Your task:
Give every entry again, word for word and in full.
# # # # #
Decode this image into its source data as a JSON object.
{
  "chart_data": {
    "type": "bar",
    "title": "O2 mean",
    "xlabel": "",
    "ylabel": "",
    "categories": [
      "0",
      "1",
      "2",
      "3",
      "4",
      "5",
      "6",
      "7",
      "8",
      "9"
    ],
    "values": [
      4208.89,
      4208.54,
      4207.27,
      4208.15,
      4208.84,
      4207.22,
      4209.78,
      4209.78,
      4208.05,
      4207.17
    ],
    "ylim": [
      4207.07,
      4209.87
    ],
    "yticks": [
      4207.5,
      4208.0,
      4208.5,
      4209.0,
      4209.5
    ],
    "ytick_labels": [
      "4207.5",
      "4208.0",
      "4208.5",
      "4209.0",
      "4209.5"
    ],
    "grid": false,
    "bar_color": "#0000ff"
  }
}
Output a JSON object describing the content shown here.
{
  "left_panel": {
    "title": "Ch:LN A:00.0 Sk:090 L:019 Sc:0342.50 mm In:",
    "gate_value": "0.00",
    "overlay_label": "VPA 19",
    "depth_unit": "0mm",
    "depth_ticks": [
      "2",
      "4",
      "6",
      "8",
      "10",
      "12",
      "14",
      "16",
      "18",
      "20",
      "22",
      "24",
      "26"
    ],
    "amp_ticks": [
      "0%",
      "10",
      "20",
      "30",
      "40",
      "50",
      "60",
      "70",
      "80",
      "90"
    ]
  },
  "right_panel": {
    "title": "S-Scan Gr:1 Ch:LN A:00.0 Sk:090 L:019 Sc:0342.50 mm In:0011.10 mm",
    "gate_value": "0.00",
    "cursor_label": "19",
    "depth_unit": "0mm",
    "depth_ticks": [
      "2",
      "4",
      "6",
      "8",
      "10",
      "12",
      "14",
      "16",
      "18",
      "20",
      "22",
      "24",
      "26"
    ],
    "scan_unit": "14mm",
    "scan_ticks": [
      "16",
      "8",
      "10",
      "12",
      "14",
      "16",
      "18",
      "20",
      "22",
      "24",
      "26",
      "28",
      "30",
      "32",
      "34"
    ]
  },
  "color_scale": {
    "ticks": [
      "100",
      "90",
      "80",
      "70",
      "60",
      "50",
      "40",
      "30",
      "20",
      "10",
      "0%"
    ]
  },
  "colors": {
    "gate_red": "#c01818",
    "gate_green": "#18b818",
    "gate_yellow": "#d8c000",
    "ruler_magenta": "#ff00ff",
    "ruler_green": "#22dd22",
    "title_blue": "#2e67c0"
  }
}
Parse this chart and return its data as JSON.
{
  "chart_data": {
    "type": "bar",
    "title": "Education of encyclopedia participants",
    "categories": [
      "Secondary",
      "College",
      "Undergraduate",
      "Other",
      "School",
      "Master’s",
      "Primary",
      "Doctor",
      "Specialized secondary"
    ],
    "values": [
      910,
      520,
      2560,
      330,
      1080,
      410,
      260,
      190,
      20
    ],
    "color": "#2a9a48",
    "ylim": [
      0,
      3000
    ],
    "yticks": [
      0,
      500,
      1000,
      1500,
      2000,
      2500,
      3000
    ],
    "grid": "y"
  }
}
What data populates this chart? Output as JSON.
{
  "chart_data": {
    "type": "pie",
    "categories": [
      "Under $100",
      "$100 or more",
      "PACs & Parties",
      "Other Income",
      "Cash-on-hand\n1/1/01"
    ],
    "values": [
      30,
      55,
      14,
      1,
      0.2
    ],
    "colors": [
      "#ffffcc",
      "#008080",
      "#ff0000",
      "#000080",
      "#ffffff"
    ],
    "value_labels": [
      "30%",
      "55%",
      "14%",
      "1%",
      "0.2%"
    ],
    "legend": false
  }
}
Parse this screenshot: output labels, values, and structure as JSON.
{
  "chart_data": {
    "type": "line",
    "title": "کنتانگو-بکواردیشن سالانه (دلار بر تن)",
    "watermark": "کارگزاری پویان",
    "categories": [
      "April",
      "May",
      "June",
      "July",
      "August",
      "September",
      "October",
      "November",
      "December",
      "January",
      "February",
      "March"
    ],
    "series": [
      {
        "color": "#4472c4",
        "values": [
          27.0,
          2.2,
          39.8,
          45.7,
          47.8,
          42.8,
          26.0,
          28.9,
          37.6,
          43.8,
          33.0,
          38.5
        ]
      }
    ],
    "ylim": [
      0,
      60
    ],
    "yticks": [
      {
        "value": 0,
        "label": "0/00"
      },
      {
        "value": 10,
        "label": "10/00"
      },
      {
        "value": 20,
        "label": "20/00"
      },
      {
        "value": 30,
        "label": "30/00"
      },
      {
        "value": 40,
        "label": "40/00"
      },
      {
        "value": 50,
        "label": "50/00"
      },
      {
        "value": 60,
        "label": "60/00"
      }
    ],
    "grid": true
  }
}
# # # # #
Written reply:
Decode this image into its source data as a JSON object.
{
  "chart_data": {
    "type": "bar",
    "title": "O2 mean",
    "xlabel": "",
    "ylabel": "",
    "categories": [
      "0",
      "1",
      "2",
      "3",
      "4",
      "5",
      "6",
      "7",
      "8",
      "9"
    ],
    "values": [
      4208.89,
      4208.54,
      4207.27,
      4208.15,
      4208.84,
      4207.22,
      4209.78,
      4209.78,
      4208.05,
      4207.17
    ],
    "ylim": [
      4207.07,
      4209.87
    ],
    "yticks": [
      4207.5,
      4208.0,
      4208.5,
      4209.0,
      4209.5
    ],
    "ytick_labels": [
      "4207.5",
      "4208.0",
      "4208.5",
      "4209.0",
      "4209.5"
    ],
    "grid": false,
    "bar_color": "#0000ff"
  }
}
Output a JSON object describing the content shown here.
{
  "left_panel": {
    "title": "Ch:LN A:00.0 Sk:090 L:019 Sc:0342.50 mm In:",
    "gate_value": "0.00",
    "overlay_label": "VPA 19",
    "depth_unit": "0mm",
    "depth_ticks": [
      "2",
      "4",
      "6",
      "8",
      "10",
      "12",
      "14",
      "16",
      "18",
      "20",
      "22",
      "24",
      "26"
    ],
    "amp_ticks": [
      "0%",
      "10",
      "20",
      "30",
      "40",
      "50",
      "60",
      "70",
      "80",
      "90"
    ]
  },
  "right_panel": {
    "title": "S-Scan Gr:1 Ch:LN A:00.0 Sk:090 L:019 Sc:0342.50 mm In:0011.10 mm",
    "gate_value": "0.00",
    "cursor_label": "19",
    "depth_unit": "0mm",
    "depth_ticks": [
      "2",
      "4",
      "6",
      "8",
      "10",
      "12",
      "14",
      "16",
      "18",
      "20",
      "22",
      "24",
      "26"
    ],
    "scan_unit": "14mm",
    "scan_ticks": [
      "16",
      "8",
      "10",
      "12",
      "14",
      "16",
      "18",
      "20",
      "22",
      "24",
      "26",
      "28",
      "30",
      "32",
      "34"
    ]
  },
  "color_scale": {
    "ticks": [
      "100",
      "90",
      "80",
      "70",
      "60",
      "50",
      "40",
      "30",
      "20",
      "10",
      "0%"
    ]
  },
  "colors": {
    "gate_red": "#c01818",
    "gate_green": "#18b818",
    "gate_yellow": "#d8c000",
    "ruler_magenta": "#ff00ff",
    "ruler_green": "#22dd22",
    "title_blue": "#2e67c0"
  }
}
Parse this chart and return its data as JSON.
{
  "chart_data": {
    "type": "bar",
    "title": "Education of encyclopedia participants",
    "categories": [
      "Secondary",
      "College",
      "Undergraduate",
      "Other",
      "School",
      "Master’s",
      "Primary",
      "Doctor",
      "Specialized secondary"
    ],
    "values": [
      910,
      520,
      2560,
      330,
      1080,
      410,
      260,
      190,
      20
    ],
    "color": "#2a9a48",
    "ylim": [
      0,
      3000
    ],
    "yticks": [
      0,
      500,
      1000,
      1500,
      2000,
      2500,
      3000
    ],
    "grid": "y"
  }
}
What data populates this chart? Output as JSON.
{
  "chart_data": {
    "type": "pie",
    "categories": [
      "Under $100",
      "$100 or more",
      "PACs & Parties",
      "Other Income",
      "Cash-on-hand\n1/1/01"
    ],
    "values": [
      30,
      55,
      14,
      1,
      0.2
    ],
    "colors": [
      "#ffffcc",
      "#008080",
      "#ff0000",
      "#000080",
      "#ffffff"
    ],
    "value_labels": [
      "30%",
      "55%",
      "14%",
      "1%",
      "0.2%"
    ],
    "legend": false
  }
}
Parse this screenshot: output labels, values, and structure as JSON.
{
  "chart_data": {
    "type": "line",
    "title": "کنتانگو-بکواردیشن سالانه (دلار بر تن)",
    "watermark": "کارگزاری پویان",
    "categories": [
      "April",
      "May",
      "June",
      "July",
      "August",
      "September",
      "October",
      "November",
      "December",
      "January",
      "February",
      "March"
    ],
    "series": [
      {
        "color": "#4472c4",
        "values": [
          27.0,
          2.2,
          39.8,
          45.7,
          47.8,
          42.8,
          26.0,
          28.9,
          37.6,
          43.8,
          33.0,
          38.5
        ]
      }
    ],
    "ylim": [
      0,
      60
    ],
    "yticks": [
      {
        "value": 0,
        "label": "0/00"
      },
      {
        "value": 10,
        "label": "10/00"
      },
      {
        "value": 20,
        "label": "20/00"
      },
      {
        "value": 30,
        "label": "30/00"
      },
      {
        "value": 40,
        "label": "40/00"
      },
      {
        "value": 50,
        "label": "50/00"
      },
      {
        "value": 60,
        "label": "60/00"
      }
    ],
    "grid": true
  }
}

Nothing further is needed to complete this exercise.